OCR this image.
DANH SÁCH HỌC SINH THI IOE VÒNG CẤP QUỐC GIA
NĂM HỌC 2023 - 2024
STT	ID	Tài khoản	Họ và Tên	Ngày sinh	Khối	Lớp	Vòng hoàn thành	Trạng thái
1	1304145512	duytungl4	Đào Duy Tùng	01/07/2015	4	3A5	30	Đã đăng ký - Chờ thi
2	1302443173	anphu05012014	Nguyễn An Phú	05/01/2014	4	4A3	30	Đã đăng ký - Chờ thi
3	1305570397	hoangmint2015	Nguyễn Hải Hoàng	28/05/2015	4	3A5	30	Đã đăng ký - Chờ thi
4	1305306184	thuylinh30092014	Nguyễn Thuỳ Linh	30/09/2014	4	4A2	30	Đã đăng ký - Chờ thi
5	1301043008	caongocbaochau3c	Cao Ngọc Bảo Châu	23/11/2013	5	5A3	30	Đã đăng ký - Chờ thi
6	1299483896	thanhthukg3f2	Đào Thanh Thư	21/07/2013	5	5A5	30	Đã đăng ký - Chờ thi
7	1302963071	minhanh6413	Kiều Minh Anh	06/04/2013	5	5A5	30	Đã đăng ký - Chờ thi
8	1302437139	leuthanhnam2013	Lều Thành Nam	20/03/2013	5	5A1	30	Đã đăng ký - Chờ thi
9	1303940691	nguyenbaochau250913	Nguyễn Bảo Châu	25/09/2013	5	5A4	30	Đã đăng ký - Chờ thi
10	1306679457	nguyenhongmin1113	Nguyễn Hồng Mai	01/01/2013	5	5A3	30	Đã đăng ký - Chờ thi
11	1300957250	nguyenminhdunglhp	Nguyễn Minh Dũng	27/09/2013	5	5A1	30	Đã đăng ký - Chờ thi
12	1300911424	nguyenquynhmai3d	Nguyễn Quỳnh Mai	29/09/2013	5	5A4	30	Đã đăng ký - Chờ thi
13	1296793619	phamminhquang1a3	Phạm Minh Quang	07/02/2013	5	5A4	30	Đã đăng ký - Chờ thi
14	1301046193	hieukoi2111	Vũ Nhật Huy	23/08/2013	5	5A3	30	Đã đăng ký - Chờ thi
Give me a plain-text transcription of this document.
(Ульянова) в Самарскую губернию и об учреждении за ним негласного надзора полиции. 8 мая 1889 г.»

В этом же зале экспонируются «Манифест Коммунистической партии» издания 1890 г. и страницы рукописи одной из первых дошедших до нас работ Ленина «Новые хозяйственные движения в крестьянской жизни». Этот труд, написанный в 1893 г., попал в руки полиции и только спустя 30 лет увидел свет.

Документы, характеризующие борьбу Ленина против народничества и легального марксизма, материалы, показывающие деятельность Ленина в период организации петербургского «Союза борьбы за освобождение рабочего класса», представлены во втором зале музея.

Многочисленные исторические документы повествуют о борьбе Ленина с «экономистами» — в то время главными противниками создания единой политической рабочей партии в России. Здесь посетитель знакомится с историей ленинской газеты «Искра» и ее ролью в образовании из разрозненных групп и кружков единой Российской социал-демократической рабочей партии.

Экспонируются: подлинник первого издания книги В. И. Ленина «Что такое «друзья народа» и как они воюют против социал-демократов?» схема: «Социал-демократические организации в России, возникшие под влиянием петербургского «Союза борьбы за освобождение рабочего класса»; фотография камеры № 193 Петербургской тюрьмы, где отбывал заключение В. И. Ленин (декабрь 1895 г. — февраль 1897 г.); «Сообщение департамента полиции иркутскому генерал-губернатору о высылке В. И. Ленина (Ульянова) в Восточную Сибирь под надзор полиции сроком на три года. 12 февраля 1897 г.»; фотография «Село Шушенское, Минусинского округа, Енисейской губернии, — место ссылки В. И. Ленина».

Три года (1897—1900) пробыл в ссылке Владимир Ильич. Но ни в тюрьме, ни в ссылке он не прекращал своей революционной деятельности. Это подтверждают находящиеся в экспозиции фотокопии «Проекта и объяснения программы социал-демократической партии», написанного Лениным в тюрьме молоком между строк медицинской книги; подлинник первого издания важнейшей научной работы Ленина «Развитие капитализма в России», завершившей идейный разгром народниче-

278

Aim of the exercise> Go through the listing above and locate each line that holds the word "Ульянова". Copy those lines.

Complete response>
(Ульянова) в Самарскую губернию и об учреждении за ним негласного надзора полиции. 8 мая 1889 г.»
Экспонируются: подлинник первого издания книги В. И. Ленина «Что такое «друзья народа» и как они воюют против социал-демократов?» схема: «Социал-демократические организации в России, возникшие под влиянием петербургского «Союза борьбы за освобождение рабочего класса»; фотография камеры № 193 Петербургской тюрьмы, где отбывал заключение В. И. Ленин (декабрь 1895 г. — февраль 1897 г.); «Сообщение департамента полиции иркутскому генерал-губернатору о высылке В. И. Ленина (Ульянова) в Восточную Сибирь под надзор полиции сроком на три года. 12 февраля 1897 г.»; фотография «Село Шушенское, Минусинского округа, Енисейской губернии, — место ссылки В. И. Ленина».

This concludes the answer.